>> Start
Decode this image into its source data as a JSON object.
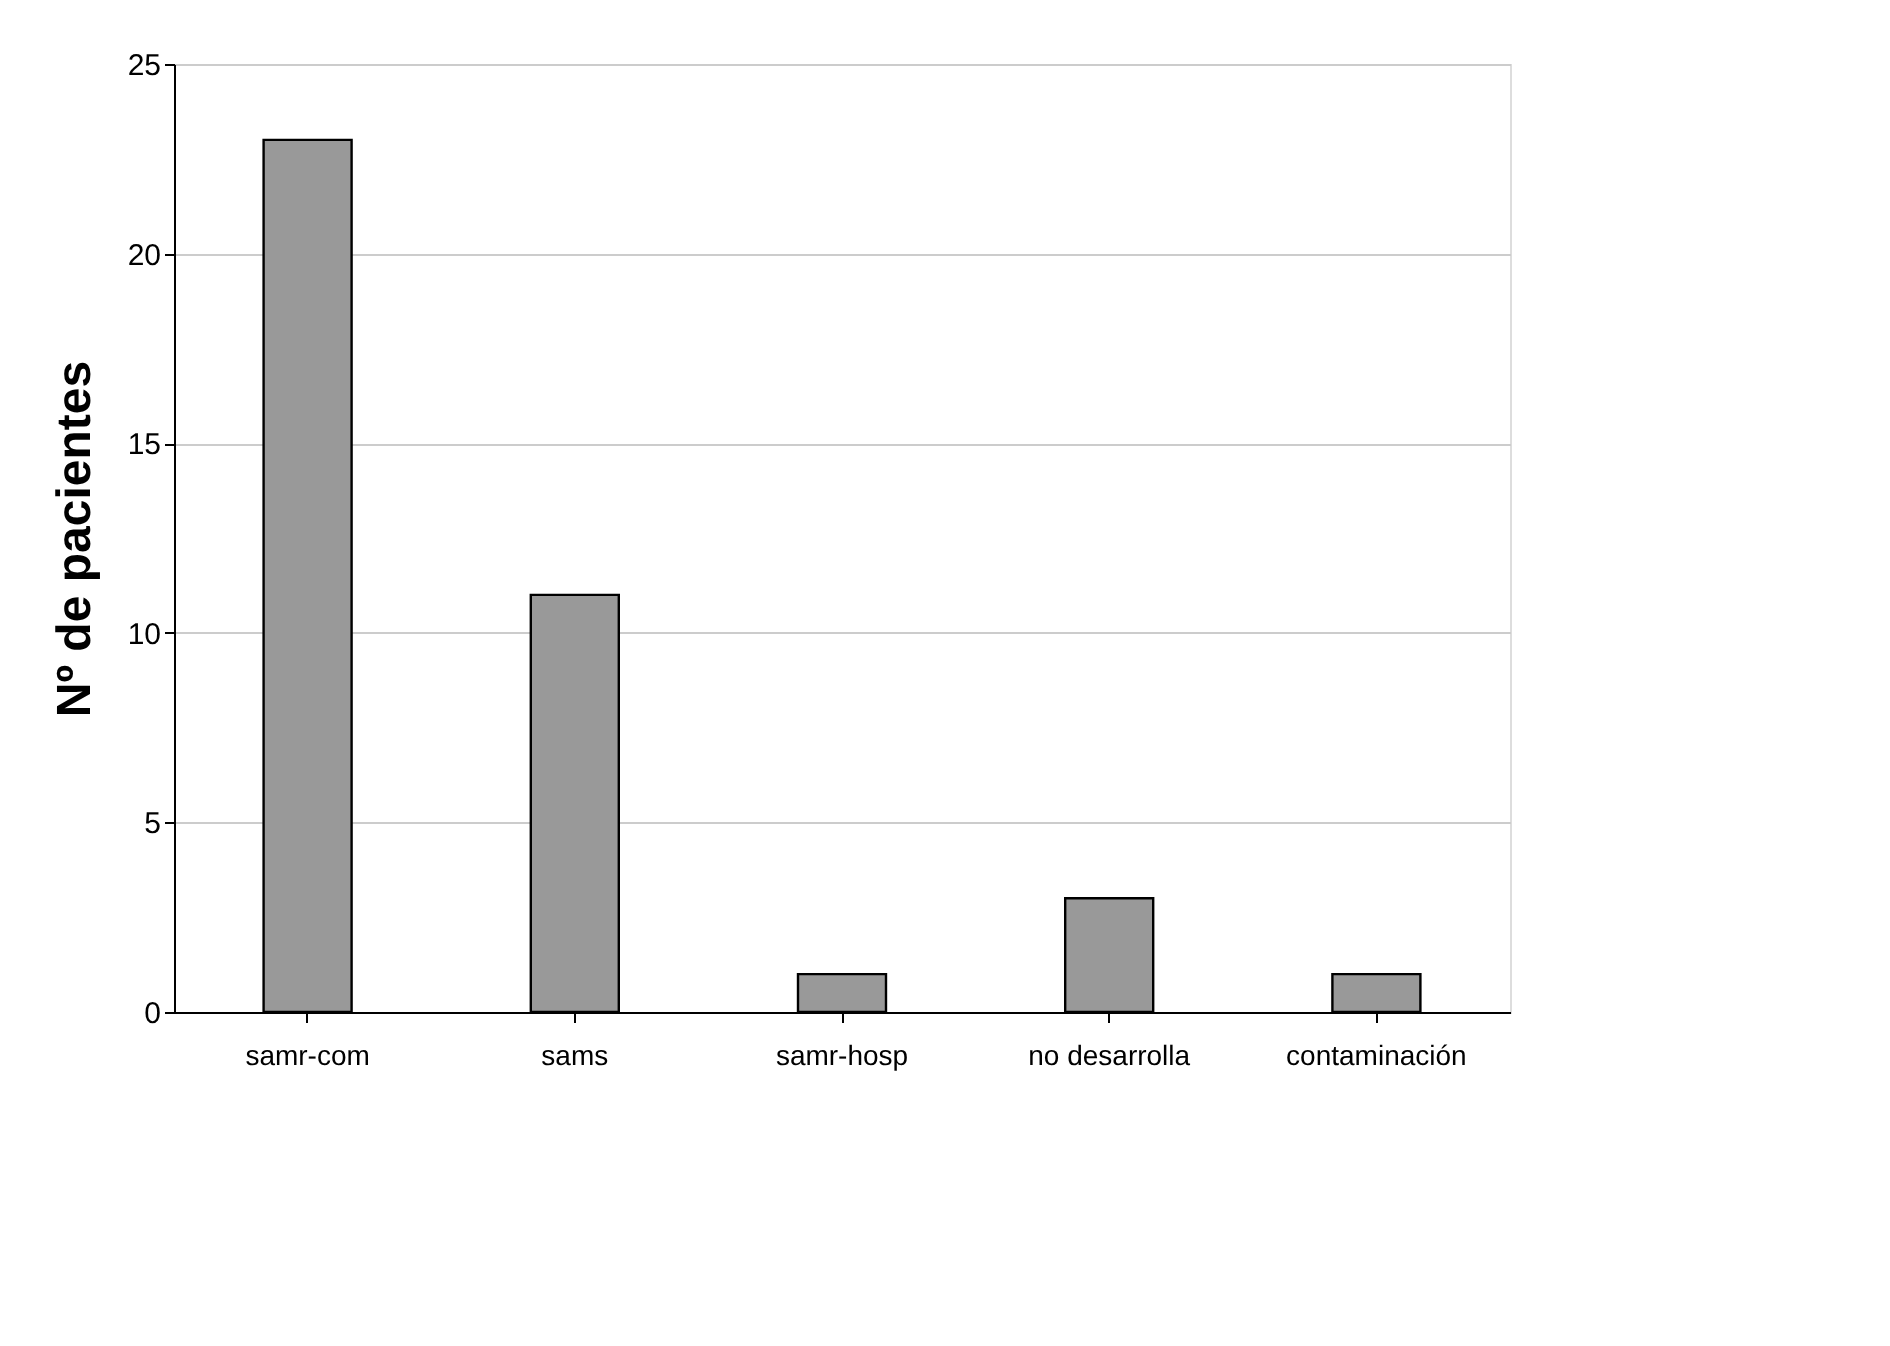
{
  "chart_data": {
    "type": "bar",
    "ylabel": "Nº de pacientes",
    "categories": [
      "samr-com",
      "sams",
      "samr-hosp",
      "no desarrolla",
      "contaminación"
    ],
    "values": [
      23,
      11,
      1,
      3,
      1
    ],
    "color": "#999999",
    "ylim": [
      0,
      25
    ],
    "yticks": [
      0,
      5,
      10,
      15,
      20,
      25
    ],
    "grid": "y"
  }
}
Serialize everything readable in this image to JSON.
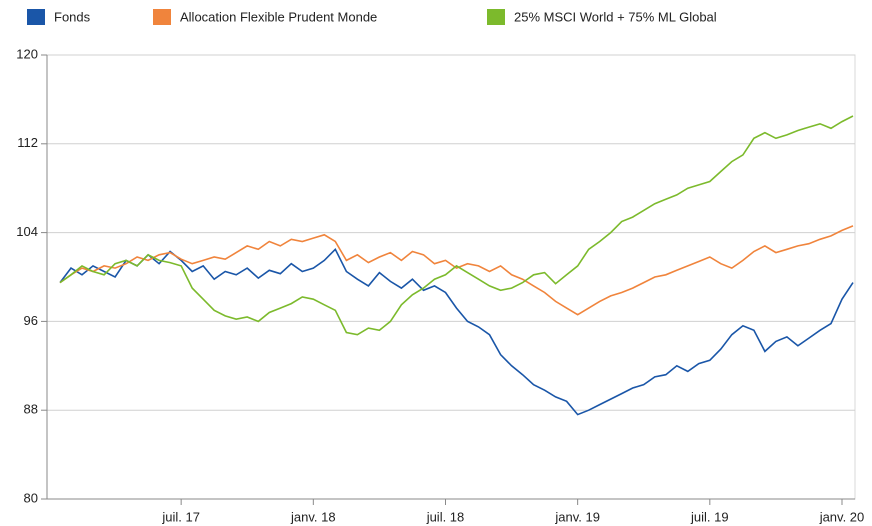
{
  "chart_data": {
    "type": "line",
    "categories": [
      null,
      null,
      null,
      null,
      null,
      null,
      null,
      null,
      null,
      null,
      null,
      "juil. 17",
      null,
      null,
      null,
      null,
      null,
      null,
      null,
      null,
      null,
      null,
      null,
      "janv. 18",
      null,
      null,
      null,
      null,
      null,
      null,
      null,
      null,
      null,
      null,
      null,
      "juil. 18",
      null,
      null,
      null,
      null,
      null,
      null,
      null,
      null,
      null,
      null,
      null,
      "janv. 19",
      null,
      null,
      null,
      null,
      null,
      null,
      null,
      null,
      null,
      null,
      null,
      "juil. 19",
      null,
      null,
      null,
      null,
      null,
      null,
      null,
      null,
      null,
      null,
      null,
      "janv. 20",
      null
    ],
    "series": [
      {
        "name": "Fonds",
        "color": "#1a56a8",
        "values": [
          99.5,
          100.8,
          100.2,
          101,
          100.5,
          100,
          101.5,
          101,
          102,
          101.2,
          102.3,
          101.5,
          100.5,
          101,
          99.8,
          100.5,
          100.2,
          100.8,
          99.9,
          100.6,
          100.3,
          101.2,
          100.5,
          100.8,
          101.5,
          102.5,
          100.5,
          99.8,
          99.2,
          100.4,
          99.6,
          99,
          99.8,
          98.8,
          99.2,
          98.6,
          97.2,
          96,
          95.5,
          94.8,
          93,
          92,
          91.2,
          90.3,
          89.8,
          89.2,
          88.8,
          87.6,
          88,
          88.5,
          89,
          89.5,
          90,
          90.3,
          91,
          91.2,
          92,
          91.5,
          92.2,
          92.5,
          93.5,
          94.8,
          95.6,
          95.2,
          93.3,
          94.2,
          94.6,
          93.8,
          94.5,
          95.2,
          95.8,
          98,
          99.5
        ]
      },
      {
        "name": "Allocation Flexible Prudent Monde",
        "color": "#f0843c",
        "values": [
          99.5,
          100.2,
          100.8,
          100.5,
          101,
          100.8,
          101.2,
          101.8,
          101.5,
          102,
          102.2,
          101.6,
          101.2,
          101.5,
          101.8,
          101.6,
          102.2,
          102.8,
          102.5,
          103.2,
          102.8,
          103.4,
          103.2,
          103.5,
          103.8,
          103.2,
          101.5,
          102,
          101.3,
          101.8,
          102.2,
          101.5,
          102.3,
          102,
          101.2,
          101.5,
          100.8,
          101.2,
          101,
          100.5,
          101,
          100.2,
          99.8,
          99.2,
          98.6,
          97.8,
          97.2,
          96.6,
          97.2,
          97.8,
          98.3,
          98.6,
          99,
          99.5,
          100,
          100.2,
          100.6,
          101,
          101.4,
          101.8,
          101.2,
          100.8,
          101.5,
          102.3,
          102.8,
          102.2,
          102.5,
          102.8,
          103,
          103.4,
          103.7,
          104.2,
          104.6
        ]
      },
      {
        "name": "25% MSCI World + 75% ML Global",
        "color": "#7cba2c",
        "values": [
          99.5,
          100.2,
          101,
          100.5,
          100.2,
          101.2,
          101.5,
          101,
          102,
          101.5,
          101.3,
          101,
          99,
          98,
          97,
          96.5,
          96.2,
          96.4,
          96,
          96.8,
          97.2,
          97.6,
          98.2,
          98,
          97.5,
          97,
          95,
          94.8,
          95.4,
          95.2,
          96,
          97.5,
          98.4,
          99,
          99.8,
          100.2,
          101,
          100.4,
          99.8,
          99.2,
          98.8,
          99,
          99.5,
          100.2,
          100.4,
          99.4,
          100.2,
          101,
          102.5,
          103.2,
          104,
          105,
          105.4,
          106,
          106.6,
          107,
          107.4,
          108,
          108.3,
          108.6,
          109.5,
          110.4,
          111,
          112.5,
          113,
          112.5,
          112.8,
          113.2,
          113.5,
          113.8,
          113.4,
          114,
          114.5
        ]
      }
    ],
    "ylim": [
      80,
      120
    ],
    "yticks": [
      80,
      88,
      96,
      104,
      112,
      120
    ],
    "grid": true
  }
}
>> End
• PROBLEM TO WORK ON
Check each line of the entries for the string "this". Copy the lines that have it.

• RESULT
Decode this image into its source data as a JSON object.
Serialize everything readable in this image to JSON.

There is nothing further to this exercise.